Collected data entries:
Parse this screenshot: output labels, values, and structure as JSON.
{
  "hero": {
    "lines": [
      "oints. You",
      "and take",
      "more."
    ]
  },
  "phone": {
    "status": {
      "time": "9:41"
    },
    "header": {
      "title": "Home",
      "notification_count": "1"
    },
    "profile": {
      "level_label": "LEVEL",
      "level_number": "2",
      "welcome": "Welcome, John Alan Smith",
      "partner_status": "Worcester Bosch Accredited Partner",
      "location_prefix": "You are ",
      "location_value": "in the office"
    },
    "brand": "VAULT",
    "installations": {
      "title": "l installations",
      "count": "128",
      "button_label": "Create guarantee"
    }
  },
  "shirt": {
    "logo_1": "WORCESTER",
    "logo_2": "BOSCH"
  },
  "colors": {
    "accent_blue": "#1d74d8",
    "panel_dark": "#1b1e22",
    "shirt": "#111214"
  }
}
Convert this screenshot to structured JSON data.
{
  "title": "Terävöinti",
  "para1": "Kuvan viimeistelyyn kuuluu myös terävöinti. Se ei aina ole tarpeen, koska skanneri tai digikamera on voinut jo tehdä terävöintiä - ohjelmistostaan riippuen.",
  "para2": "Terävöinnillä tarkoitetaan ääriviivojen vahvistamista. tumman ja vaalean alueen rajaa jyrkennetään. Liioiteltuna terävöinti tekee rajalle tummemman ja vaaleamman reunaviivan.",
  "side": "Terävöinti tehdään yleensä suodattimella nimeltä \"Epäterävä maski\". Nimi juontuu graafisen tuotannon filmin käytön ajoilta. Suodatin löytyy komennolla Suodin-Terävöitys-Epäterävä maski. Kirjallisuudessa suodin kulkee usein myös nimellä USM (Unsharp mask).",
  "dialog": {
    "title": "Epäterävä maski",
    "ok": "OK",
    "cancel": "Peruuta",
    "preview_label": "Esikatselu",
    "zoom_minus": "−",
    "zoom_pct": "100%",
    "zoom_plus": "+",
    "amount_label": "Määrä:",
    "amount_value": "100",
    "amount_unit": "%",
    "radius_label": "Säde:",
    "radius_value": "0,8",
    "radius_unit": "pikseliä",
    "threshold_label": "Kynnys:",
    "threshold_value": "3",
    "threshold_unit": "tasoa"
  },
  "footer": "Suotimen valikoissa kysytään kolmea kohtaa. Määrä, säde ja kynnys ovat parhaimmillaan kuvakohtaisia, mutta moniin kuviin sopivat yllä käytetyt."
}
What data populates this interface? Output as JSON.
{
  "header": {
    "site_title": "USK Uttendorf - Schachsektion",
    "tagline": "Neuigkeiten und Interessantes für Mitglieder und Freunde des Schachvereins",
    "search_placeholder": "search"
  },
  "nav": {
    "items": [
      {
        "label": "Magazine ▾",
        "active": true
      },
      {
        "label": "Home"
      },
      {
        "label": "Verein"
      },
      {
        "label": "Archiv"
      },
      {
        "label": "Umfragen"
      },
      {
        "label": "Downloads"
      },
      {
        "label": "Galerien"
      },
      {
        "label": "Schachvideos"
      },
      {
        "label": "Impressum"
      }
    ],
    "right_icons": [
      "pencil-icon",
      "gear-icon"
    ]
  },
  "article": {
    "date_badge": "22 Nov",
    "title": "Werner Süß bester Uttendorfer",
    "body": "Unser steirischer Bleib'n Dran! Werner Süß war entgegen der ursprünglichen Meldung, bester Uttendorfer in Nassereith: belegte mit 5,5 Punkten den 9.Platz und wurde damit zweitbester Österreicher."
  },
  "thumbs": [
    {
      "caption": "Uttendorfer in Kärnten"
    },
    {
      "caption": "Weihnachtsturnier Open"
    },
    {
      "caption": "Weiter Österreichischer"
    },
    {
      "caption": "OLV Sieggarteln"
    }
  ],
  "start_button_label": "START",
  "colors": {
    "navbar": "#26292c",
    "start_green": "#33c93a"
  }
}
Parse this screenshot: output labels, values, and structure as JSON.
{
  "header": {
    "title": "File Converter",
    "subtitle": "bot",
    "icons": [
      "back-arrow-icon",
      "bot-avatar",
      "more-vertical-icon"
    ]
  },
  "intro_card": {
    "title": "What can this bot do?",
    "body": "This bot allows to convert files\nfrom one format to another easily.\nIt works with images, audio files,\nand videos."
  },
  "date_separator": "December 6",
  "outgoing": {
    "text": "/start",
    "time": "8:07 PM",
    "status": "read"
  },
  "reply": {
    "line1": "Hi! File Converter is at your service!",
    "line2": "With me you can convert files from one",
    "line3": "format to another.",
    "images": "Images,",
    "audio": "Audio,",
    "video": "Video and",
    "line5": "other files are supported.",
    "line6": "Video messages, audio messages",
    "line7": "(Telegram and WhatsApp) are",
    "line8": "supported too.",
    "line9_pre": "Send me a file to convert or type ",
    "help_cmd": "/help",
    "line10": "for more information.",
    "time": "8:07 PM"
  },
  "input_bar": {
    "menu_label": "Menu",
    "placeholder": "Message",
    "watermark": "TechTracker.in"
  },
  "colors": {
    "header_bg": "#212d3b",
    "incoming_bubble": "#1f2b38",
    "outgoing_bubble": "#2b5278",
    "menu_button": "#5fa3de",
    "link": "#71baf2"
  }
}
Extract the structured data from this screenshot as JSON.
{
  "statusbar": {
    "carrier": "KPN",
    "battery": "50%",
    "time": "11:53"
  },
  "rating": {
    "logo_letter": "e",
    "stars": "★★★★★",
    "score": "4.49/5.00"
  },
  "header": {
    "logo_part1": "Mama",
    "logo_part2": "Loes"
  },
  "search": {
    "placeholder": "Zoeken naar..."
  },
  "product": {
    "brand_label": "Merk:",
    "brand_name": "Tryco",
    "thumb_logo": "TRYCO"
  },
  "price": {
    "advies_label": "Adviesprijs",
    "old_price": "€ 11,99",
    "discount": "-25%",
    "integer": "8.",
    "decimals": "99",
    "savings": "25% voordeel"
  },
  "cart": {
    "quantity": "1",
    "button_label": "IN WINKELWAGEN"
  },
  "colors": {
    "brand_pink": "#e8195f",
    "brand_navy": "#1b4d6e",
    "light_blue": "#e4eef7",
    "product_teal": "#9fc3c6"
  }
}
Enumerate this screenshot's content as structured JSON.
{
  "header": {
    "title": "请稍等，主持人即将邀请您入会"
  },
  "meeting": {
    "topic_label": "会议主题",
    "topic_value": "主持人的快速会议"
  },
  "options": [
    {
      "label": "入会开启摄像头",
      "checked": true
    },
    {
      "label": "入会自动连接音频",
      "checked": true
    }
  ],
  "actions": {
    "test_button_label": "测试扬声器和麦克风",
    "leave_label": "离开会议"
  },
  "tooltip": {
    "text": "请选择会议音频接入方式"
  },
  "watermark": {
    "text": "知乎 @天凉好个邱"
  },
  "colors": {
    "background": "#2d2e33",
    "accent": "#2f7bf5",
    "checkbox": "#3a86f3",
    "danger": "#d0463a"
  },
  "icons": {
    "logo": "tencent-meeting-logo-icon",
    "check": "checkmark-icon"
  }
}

Exercise instructions: Using the material above, report each line where "Werner" occurs.

Correct result:
    "title": "Werner Süß bester Uttendorfer",
    "body": "Unser steirischer Bleib'n Dran! Werner Süß war entgegen der ursprünglichen Meldung, bester Uttendorfer in Nassereith: belegte mit 5,5 Punkten den 9.Platz und wurde damit zweitbester Österreicher."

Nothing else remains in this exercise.